» The task
In the listing below, count the lines with "true" and report only the figure.

» Task input
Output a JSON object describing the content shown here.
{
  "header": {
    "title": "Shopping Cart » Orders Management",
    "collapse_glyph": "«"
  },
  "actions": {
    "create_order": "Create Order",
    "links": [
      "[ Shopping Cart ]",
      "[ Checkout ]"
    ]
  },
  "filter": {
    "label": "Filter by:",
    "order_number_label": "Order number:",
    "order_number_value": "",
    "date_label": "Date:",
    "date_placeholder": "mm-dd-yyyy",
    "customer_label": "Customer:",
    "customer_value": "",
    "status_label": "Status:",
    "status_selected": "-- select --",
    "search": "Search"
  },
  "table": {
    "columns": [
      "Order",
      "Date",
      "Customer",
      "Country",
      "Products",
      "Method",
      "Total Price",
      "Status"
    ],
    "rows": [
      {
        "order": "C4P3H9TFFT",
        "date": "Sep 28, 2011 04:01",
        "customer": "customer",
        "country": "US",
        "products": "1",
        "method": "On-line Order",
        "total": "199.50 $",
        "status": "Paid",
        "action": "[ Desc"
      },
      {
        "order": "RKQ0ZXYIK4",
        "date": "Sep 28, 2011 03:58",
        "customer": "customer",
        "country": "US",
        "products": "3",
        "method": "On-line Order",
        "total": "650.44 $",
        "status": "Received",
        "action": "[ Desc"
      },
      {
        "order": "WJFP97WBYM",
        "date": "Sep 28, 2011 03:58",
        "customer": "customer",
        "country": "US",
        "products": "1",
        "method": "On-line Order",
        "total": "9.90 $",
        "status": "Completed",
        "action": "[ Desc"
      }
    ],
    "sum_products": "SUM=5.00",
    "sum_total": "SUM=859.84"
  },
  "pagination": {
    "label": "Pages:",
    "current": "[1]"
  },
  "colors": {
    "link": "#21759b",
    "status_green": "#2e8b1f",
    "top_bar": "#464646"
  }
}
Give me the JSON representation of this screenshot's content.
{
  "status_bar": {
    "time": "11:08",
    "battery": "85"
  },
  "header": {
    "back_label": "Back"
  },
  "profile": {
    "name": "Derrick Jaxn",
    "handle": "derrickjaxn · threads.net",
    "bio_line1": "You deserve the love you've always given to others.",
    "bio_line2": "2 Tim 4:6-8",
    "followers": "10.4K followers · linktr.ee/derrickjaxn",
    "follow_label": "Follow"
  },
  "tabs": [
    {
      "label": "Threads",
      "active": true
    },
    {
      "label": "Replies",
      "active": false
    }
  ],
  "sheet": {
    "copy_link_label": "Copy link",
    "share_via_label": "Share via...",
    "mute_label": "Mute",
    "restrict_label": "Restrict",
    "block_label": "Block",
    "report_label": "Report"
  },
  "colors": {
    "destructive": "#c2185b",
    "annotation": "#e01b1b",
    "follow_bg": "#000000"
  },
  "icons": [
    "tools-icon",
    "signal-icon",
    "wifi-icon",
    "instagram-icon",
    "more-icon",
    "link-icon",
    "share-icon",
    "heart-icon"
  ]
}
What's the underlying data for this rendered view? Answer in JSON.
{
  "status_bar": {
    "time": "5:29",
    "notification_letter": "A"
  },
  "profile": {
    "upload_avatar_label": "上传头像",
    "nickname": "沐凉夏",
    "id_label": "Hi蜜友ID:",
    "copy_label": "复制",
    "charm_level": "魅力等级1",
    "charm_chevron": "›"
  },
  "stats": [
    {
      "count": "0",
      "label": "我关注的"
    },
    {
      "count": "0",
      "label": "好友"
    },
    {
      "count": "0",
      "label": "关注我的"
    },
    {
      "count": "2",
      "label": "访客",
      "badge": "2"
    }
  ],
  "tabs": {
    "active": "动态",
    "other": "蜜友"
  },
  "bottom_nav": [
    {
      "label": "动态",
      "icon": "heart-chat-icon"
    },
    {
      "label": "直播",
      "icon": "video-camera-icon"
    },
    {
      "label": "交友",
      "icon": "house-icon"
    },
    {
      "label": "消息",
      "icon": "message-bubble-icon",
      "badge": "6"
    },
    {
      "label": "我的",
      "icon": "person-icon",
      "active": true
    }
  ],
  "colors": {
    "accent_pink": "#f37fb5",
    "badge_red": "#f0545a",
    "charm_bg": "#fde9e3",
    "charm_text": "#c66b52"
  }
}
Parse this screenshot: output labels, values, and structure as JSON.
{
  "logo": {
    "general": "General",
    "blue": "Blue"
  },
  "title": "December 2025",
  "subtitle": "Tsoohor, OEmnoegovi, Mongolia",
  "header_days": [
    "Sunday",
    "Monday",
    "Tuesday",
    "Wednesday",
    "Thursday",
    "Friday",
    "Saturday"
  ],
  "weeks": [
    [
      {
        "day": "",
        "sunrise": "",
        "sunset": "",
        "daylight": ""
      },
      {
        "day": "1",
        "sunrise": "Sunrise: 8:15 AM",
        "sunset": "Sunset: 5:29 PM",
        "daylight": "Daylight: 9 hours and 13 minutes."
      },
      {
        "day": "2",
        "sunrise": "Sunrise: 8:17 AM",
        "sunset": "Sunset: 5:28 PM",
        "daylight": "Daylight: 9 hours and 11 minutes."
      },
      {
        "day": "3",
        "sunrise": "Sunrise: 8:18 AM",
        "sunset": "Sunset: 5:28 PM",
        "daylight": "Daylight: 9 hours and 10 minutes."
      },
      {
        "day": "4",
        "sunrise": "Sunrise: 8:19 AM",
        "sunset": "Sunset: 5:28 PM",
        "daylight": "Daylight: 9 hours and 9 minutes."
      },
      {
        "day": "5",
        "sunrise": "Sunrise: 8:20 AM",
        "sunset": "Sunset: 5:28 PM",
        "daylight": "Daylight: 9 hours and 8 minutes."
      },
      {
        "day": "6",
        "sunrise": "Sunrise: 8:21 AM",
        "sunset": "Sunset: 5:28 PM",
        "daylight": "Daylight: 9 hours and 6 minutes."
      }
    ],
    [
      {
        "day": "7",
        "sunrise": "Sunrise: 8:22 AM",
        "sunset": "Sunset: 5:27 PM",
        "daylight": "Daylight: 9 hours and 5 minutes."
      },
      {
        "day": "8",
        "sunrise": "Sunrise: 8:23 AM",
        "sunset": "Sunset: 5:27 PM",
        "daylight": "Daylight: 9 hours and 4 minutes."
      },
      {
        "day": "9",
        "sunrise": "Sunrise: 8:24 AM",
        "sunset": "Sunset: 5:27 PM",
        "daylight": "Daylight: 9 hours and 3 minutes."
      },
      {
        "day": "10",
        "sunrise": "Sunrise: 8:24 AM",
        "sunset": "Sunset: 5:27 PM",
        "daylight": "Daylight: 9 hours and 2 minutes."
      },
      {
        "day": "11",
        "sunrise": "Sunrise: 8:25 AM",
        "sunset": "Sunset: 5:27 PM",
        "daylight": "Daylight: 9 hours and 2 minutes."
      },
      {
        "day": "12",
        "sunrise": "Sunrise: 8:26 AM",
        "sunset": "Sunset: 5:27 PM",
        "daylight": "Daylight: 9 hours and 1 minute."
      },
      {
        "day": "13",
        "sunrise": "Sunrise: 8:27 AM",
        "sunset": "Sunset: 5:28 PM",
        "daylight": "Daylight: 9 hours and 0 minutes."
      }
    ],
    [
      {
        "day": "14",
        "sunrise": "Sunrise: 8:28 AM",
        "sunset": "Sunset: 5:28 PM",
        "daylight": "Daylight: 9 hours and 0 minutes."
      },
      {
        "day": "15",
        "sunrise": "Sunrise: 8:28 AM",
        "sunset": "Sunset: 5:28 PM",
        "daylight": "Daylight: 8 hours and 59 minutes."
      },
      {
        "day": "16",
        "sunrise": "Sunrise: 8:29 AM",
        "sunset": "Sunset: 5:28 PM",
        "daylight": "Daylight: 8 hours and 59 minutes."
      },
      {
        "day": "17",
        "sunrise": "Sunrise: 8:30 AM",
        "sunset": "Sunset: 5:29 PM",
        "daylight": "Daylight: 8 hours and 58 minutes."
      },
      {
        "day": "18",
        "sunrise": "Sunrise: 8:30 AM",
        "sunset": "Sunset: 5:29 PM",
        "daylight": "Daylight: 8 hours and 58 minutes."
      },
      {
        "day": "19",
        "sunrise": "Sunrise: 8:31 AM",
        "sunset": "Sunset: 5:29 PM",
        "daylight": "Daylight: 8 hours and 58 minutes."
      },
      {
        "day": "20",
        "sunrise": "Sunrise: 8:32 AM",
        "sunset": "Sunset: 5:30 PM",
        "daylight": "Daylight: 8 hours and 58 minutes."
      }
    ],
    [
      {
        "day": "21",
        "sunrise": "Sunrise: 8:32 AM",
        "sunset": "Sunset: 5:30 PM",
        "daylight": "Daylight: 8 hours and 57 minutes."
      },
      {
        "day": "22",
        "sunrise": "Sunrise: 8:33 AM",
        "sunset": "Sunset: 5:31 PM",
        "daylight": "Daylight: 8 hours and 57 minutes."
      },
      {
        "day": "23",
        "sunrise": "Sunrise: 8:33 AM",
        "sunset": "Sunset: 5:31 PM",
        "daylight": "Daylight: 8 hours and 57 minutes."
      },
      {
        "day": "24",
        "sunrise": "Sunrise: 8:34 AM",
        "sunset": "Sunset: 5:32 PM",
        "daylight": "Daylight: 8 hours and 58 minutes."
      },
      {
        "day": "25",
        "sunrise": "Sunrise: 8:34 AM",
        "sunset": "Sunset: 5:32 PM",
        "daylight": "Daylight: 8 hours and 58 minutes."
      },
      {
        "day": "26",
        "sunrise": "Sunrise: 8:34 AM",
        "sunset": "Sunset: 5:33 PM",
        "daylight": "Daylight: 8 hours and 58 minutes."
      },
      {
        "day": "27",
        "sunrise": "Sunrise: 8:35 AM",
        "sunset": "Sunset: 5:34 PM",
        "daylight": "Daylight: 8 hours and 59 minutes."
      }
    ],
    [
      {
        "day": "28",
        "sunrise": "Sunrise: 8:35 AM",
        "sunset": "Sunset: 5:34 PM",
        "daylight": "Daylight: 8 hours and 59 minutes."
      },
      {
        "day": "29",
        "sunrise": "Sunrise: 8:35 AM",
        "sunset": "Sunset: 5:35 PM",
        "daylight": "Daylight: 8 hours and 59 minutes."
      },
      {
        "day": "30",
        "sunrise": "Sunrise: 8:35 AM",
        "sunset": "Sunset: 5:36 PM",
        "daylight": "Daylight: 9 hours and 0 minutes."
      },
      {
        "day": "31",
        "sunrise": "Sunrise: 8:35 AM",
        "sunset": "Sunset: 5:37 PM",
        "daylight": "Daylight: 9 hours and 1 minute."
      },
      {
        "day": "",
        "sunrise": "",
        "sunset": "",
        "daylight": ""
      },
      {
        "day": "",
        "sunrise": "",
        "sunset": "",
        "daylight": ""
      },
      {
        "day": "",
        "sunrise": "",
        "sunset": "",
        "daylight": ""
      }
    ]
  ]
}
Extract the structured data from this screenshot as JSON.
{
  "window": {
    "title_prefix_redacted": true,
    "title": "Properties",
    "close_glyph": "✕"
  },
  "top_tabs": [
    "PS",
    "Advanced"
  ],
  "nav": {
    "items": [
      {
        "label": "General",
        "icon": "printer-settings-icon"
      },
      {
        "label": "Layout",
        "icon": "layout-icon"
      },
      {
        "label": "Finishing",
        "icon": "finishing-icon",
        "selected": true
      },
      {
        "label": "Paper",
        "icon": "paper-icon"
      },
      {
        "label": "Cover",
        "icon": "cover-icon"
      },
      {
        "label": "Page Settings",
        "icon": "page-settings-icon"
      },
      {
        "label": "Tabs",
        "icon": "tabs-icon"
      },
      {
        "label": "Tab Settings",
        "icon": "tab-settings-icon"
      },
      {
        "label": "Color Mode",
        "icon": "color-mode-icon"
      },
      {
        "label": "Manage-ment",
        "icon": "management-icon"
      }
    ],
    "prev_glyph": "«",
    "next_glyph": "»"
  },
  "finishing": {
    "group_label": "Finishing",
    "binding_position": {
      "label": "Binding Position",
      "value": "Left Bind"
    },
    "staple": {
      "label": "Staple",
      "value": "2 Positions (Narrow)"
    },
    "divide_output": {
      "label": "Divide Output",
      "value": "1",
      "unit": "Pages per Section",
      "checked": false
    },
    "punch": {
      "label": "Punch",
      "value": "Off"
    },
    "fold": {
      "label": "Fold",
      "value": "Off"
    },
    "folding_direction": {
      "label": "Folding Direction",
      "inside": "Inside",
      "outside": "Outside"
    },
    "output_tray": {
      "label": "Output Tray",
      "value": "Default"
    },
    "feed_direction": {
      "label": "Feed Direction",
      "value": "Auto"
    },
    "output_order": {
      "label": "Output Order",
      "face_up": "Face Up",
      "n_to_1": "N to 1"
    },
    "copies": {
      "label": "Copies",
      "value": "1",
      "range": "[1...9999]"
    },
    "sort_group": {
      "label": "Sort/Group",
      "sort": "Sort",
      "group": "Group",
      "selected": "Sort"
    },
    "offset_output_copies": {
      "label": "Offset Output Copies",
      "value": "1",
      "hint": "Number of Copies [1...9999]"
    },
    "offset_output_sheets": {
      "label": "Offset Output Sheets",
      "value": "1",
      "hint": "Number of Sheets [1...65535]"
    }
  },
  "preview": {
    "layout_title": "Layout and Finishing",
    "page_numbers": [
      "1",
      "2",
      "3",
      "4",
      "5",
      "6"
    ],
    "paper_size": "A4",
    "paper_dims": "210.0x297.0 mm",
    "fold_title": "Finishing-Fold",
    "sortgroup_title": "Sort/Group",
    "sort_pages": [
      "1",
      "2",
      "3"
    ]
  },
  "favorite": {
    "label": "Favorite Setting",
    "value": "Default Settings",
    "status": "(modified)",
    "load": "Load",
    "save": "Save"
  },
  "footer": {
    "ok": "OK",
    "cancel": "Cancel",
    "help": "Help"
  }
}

» Exercise result
4